Chart and figure data
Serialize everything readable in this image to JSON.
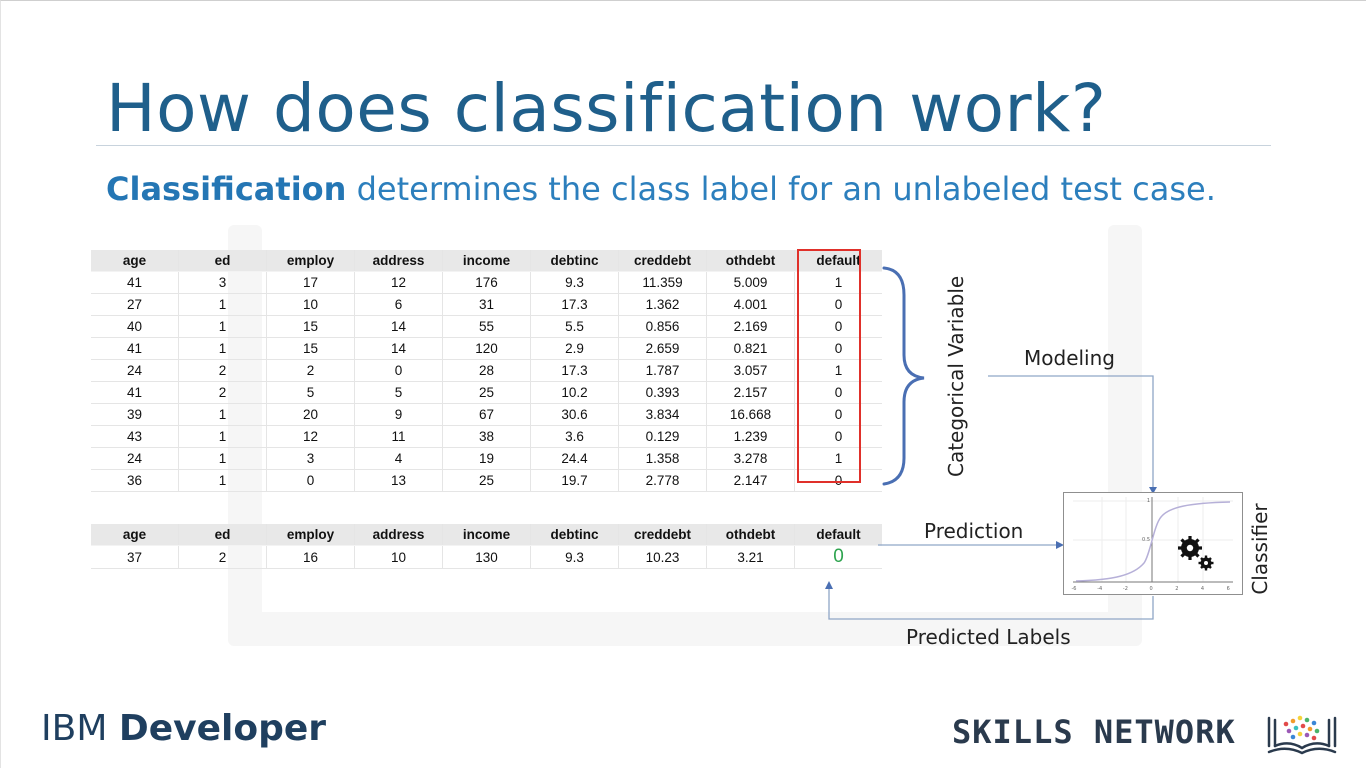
{
  "slide": {
    "title": "How does classification work?",
    "subtitle_bold": "Classification",
    "subtitle_rest": " determines the class label for an unlabeled test case."
  },
  "train_table": {
    "headers": [
      "age",
      "ed",
      "employ",
      "address",
      "income",
      "debtinc",
      "creddebt",
      "othdebt",
      "default"
    ],
    "rows": [
      [
        "41",
        "3",
        "17",
        "12",
        "176",
        "9.3",
        "11.359",
        "5.009",
        "1"
      ],
      [
        "27",
        "1",
        "10",
        "6",
        "31",
        "17.3",
        "1.362",
        "4.001",
        "0"
      ],
      [
        "40",
        "1",
        "15",
        "14",
        "55",
        "5.5",
        "0.856",
        "2.169",
        "0"
      ],
      [
        "41",
        "1",
        "15",
        "14",
        "120",
        "2.9",
        "2.659",
        "0.821",
        "0"
      ],
      [
        "24",
        "2",
        "2",
        "0",
        "28",
        "17.3",
        "1.787",
        "3.057",
        "1"
      ],
      [
        "41",
        "2",
        "5",
        "5",
        "25",
        "10.2",
        "0.393",
        "2.157",
        "0"
      ],
      [
        "39",
        "1",
        "20",
        "9",
        "67",
        "30.6",
        "3.834",
        "16.668",
        "0"
      ],
      [
        "43",
        "1",
        "12",
        "11",
        "38",
        "3.6",
        "0.129",
        "1.239",
        "0"
      ],
      [
        "24",
        "1",
        "3",
        "4",
        "19",
        "24.4",
        "1.358",
        "3.278",
        "1"
      ],
      [
        "36",
        "1",
        "0",
        "13",
        "25",
        "19.7",
        "2.778",
        "2.147",
        "0"
      ]
    ]
  },
  "test_table": {
    "headers": [
      "age",
      "ed",
      "employ",
      "address",
      "income",
      "debtinc",
      "creddebt",
      "othdebt",
      "default"
    ],
    "row": [
      "37",
      "2",
      "16",
      "10",
      "130",
      "9.3",
      "10.23",
      "3.21",
      "0"
    ]
  },
  "diagram": {
    "categorical_variable": "Categorical Variable",
    "modeling": "Modeling",
    "prediction": "Prediction",
    "classifier": "Classifier",
    "predicted_labels": "Predicted Labels",
    "plot": {
      "x_ticks": [
        "-6",
        "-4",
        "-2",
        "0",
        "2",
        "4",
        "6"
      ],
      "y_ticks": [
        "1",
        "0.5"
      ],
      "icon": "gears-icon"
    }
  },
  "colors": {
    "title": "#1f5f8b",
    "subtitle": "#2c7fbd",
    "highlight": "#e0302a",
    "prediction": "#2ea44f",
    "brace": "#4a6fb3"
  },
  "footer": {
    "ibm_prefix": "IBM ",
    "ibm_bold": "Developer",
    "skills_network": "SKILLS NETWORK"
  }
}
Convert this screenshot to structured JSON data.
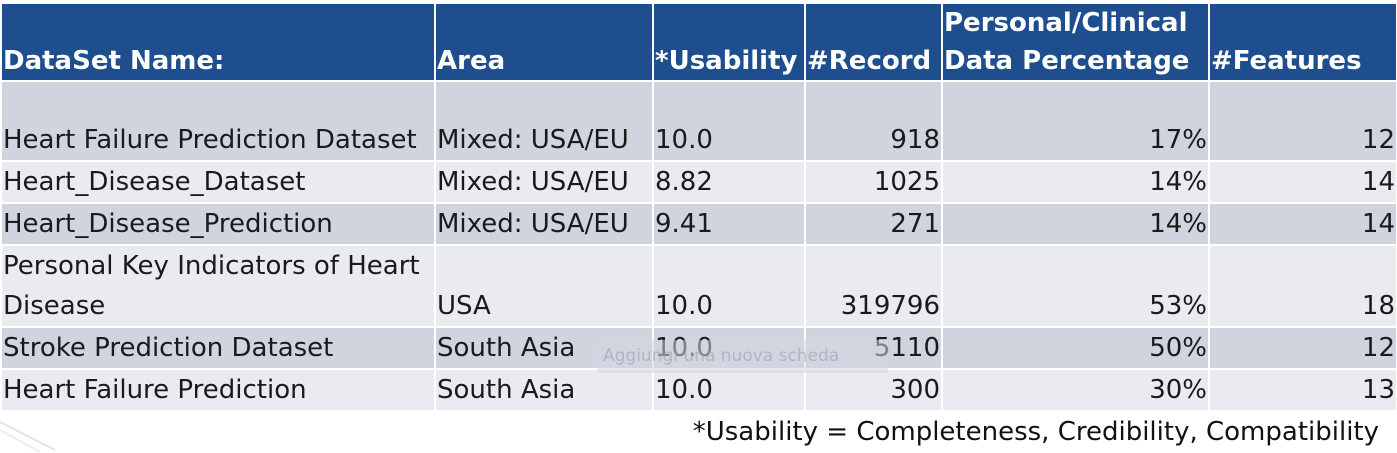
{
  "table": {
    "headers": [
      "DataSet Name:",
      "Area",
      "*Usability",
      "#Record",
      "Personal/Clinical Data Percentage",
      "#Features"
    ],
    "rows": [
      [
        "Heart Failure Prediction Dataset",
        "Mixed: USA/EU",
        "10.0",
        "918",
        "17%",
        "12"
      ],
      [
        "Heart_Disease_Dataset",
        "Mixed: USA/EU",
        "8.82",
        "1025",
        "14%",
        "14"
      ],
      [
        "Heart_Disease_Prediction",
        "Mixed: USA/EU",
        "9.41",
        "271",
        "14%",
        "14"
      ],
      [
        "Personal Key Indicators of Heart Disease",
        "USA",
        "10.0",
        "319796",
        "53%",
        "18"
      ],
      [
        "Stroke Prediction Dataset",
        "South Asia",
        "10.0",
        "5110",
        "50%",
        "12"
      ],
      [
        "Heart Failure Prediction",
        "South Asia",
        "10.0",
        "300",
        "30%",
        "13"
      ]
    ]
  },
  "footnote": "*Usability = Completeness, Credibility, Compatibility",
  "watermark": "Aggiungi una nuova scheda",
  "colors": {
    "header_bg": "#1f4e8f",
    "row_dark": "#cfd4df",
    "row_light": "#e9ebf0"
  }
}
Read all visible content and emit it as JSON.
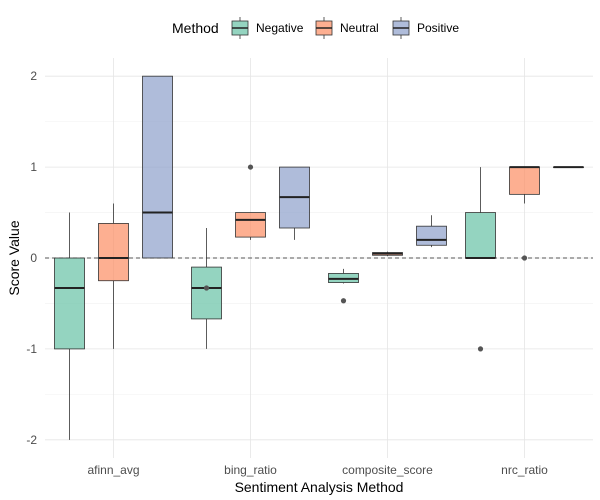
{
  "chart_data": {
    "type": "boxplot",
    "xlabel": "Sentiment Analysis Method",
    "ylabel": "Score Value",
    "ylim": [
      -2.2,
      2.2
    ],
    "yticks": [
      -2,
      -1,
      0,
      1,
      2
    ],
    "grid": true,
    "reference_line": {
      "y": 0,
      "style": "dashed"
    },
    "legend": {
      "title": "Method",
      "position": "top"
    },
    "categories": [
      "afinn_avg",
      "bing_ratio",
      "composite_score",
      "nrc_ratio"
    ],
    "series": [
      {
        "name": "Negative",
        "color": "#66C2A5",
        "boxes": [
          {
            "whisker_low": -2.0,
            "q1": -1.0,
            "median": -0.33,
            "q3": 0.0,
            "whisker_high": 0.5,
            "outliers": []
          },
          {
            "whisker_low": -1.0,
            "q1": -0.67,
            "median": -0.33,
            "q3": -0.1,
            "whisker_high": 0.33,
            "outliers": [
              -0.33
            ]
          },
          {
            "whisker_low": -0.28,
            "q1": -0.27,
            "median": -0.23,
            "q3": -0.17,
            "whisker_high": -0.12,
            "outliers": [
              -0.47
            ]
          },
          {
            "whisker_low": 0.0,
            "q1": 0.0,
            "median": 0.0,
            "q3": 0.5,
            "whisker_high": 1.0,
            "outliers": [
              -1.0
            ]
          }
        ]
      },
      {
        "name": "Neutral",
        "color": "#FC8D62",
        "boxes": [
          {
            "whisker_low": -1.0,
            "q1": -0.25,
            "median": 0.0,
            "q3": 0.38,
            "whisker_high": 0.6,
            "outliers": []
          },
          {
            "whisker_low": 0.2,
            "q1": 0.23,
            "median": 0.42,
            "q3": 0.5,
            "whisker_high": 0.5,
            "outliers": [
              1.0
            ]
          },
          {
            "whisker_low": 0.02,
            "q1": 0.03,
            "median": 0.05,
            "q3": 0.06,
            "whisker_high": 0.07,
            "outliers": []
          },
          {
            "whisker_low": 0.6,
            "q1": 0.7,
            "median": 1.0,
            "q3": 1.0,
            "whisker_high": 1.0,
            "outliers": [
              0.0
            ]
          }
        ]
      },
      {
        "name": "Positive",
        "color": "#8DA0CB",
        "boxes": [
          {
            "whisker_low": 0.0,
            "q1": 0.0,
            "median": 0.5,
            "q3": 2.0,
            "whisker_high": 2.0,
            "outliers": []
          },
          {
            "whisker_low": 0.2,
            "q1": 0.33,
            "median": 0.67,
            "q3": 1.0,
            "whisker_high": 1.0,
            "outliers": []
          },
          {
            "whisker_low": 0.12,
            "q1": 0.14,
            "median": 0.2,
            "q3": 0.35,
            "whisker_high": 0.47,
            "outliers": []
          },
          {
            "whisker_low": 1.0,
            "q1": 1.0,
            "median": 1.0,
            "q3": 1.0,
            "whisker_high": 1.0,
            "outliers": []
          }
        ]
      }
    ]
  }
}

• _Problem details_: Set down every entry word for word, but omit the pictures.

• _Output_:
Serialize everything readable in this image to JSON.
{
  "slide": {
    "title": "How does classification work?",
    "subtitle_bold": "Classification",
    "subtitle_rest": " determines the class label for an unlabeled test case."
  },
  "train_table": {
    "headers": [
      "age",
      "ed",
      "employ",
      "address",
      "income",
      "debtinc",
      "creddebt",
      "othdebt",
      "default"
    ],
    "rows": [
      [
        "41",
        "3",
        "17",
        "12",
        "176",
        "9.3",
        "11.359",
        "5.009",
        "1"
      ],
      [
        "27",
        "1",
        "10",
        "6",
        "31",
        "17.3",
        "1.362",
        "4.001",
        "0"
      ],
      [
        "40",
        "1",
        "15",
        "14",
        "55",
        "5.5",
        "0.856",
        "2.169",
        "0"
      ],
      [
        "41",
        "1",
        "15",
        "14",
        "120",
        "2.9",
        "2.659",
        "0.821",
        "0"
      ],
      [
        "24",
        "2",
        "2",
        "0",
        "28",
        "17.3",
        "1.787",
        "3.057",
        "1"
      ],
      [
        "41",
        "2",
        "5",
        "5",
        "25",
        "10.2",
        "0.393",
        "2.157",
        "0"
      ],
      [
        "39",
        "1",
        "20",
        "9",
        "67",
        "30.6",
        "3.834",
        "16.668",
        "0"
      ],
      [
        "43",
        "1",
        "12",
        "11",
        "38",
        "3.6",
        "0.129",
        "1.239",
        "0"
      ],
      [
        "24",
        "1",
        "3",
        "4",
        "19",
        "24.4",
        "1.358",
        "3.278",
        "1"
      ],
      [
        "36",
        "1",
        "0",
        "13",
        "25",
        "19.7",
        "2.778",
        "2.147",
        "0"
      ]
    ]
  },
  "test_table": {
    "headers": [
      "age",
      "ed",
      "employ",
      "address",
      "income",
      "debtinc",
      "creddebt",
      "othdebt",
      "default"
    ],
    "row": [
      "37",
      "2",
      "16",
      "10",
      "130",
      "9.3",
      "10.23",
      "3.21",
      "0"
    ]
  },
  "diagram": {
    "categorical_variable": "Categorical Variable",
    "modeling": "Modeling",
    "prediction": "Prediction",
    "classifier": "Classifier",
    "predicted_labels": "Predicted Labels",
    "plot": {
      "x_ticks": [
        "-6",
        "-4",
        "-2",
        "0",
        "2",
        "4",
        "6"
      ],
      "y_ticks": [
        "1",
        "0.5"
      ],
      "icon": "gears-icon"
    }
  },
  "colors": {
    "title": "#1f5f8b",
    "subtitle": "#2c7fbd",
    "highlight": "#e0302a",
    "prediction": "#2ea44f",
    "brace": "#4a6fb3"
  },
  "footer": {
    "ibm_prefix": "IBM ",
    "ibm_bold": "Developer",
    "skills_network": "SKILLS NETWORK"
  }
}
Convert this screenshot to structured JSON data.
{
  "table": {
    "headers": [
      "DataSet Name:",
      "Area",
      "*Usability",
      "#Record",
      "Personal/Clinical Data Percentage",
      "#Features"
    ],
    "rows": [
      [
        "Heart Failure Prediction Dataset",
        "Mixed: USA/EU",
        "10.0",
        "918",
        "17%",
        "12"
      ],
      [
        "Heart_Disease_Dataset",
        "Mixed: USA/EU",
        "8.82",
        "1025",
        "14%",
        "14"
      ],
      [
        "Heart_Disease_Prediction",
        "Mixed: USA/EU",
        "9.41",
        "271",
        "14%",
        "14"
      ],
      [
        "Personal Key Indicators of Heart Disease",
        "USA",
        "10.0",
        "319796",
        "53%",
        "18"
      ],
      [
        "Stroke Prediction Dataset",
        "South Asia",
        "10.0",
        "5110",
        "50%",
        "12"
      ],
      [
        "Heart Failure Prediction",
        "South Asia",
        "10.0",
        "300",
        "30%",
        "13"
      ]
    ]
  },
  "footnote": "*Usability = Completeness, Credibility, Compatibility",
  "watermark": "Aggiungi una nuova scheda",
  "colors": {
    "header_bg": "#1f4e8f",
    "row_dark": "#cfd4df",
    "row_light": "#e9ebf0"
  }
}
Read all visible content and emit it as JSON.
{
  "chart_data": {
    "type": "boxplot",
    "xlabel": "Sentiment Analysis Method",
    "ylabel": "Score Value",
    "ylim": [
      -2.2,
      2.2
    ],
    "yticks": [
      -2,
      -1,
      0,
      1,
      2
    ],
    "grid": true,
    "reference_line": {
      "y": 0,
      "style": "dashed"
    },
    "legend": {
      "title": "Method",
      "position": "top"
    },
    "categories": [
      "afinn_avg",
      "bing_ratio",
      "composite_score",
      "nrc_ratio"
    ],
    "series": [
      {
        "name": "Negative",
        "color": "#66C2A5",
        "boxes": [
          {
            "whisker_low": -2.0,
            "q1": -1.0,
            "median": -0.33,
            "q3": 0.0,
            "whisker_high": 0.5,
            "outliers": []
          },
          {
            "whisker_low": -1.0,
            "q1": -0.67,
            "median": -0.33,
            "q3": -0.1,
            "whisker_high": 0.33,
            "outliers": [
              -0.33
            ]
          },
          {
            "whisker_low": -0.28,
            "q1": -0.27,
            "median": -0.23,
            "q3": -0.17,
            "whisker_high": -0.12,
            "outliers": [
              -0.47
            ]
          },
          {
            "whisker_low": 0.0,
            "q1": 0.0,
            "median": 0.0,
            "q3": 0.5,
            "whisker_high": 1.0,
            "outliers": [
              -1.0
            ]
          }
        ]
      },
      {
        "name": "Neutral",
        "color": "#FC8D62",
        "boxes": [
          {
            "whisker_low": -1.0,
            "q1": -0.25,
            "median": 0.0,
            "q3": 0.38,
            "whisker_high": 0.6,
            "outliers": []
          },
          {
            "whisker_low": 0.2,
            "q1": 0.23,
            "median": 0.42,
            "q3": 0.5,
            "whisker_high": 0.5,
            "outliers": [
              1.0
            ]
          },
          {
            "whisker_low": 0.02,
            "q1": 0.03,
            "median": 0.05,
            "q3": 0.06,
            "whisker_high": 0.07,
            "outliers": []
          },
          {
            "whisker_low": 0.6,
            "q1": 0.7,
            "median": 1.0,
            "q3": 1.0,
            "whisker_high": 1.0,
            "outliers": [
              0.0
            ]
          }
        ]
      },
      {
        "name": "Positive",
        "color": "#8DA0CB",
        "boxes": [
          {
            "whisker_low": 0.0,
            "q1": 0.0,
            "median": 0.5,
            "q3": 2.0,
            "whisker_high": 2.0,
            "outliers": []
          },
          {
            "whisker_low": 0.2,
            "q1": 0.33,
            "median": 0.67,
            "q3": 1.0,
            "whisker_high": 1.0,
            "outliers": []
          },
          {
            "whisker_low": 0.12,
            "q1": 0.14,
            "median": 0.2,
            "q3": 0.35,
            "whisker_high": 0.47,
            "outliers": []
          },
          {
            "whisker_low": 1.0,
            "q1": 1.0,
            "median": 1.0,
            "q3": 1.0,
            "whisker_high": 1.0,
            "outliers": []
          }
        ]
      }
    ]
  }
}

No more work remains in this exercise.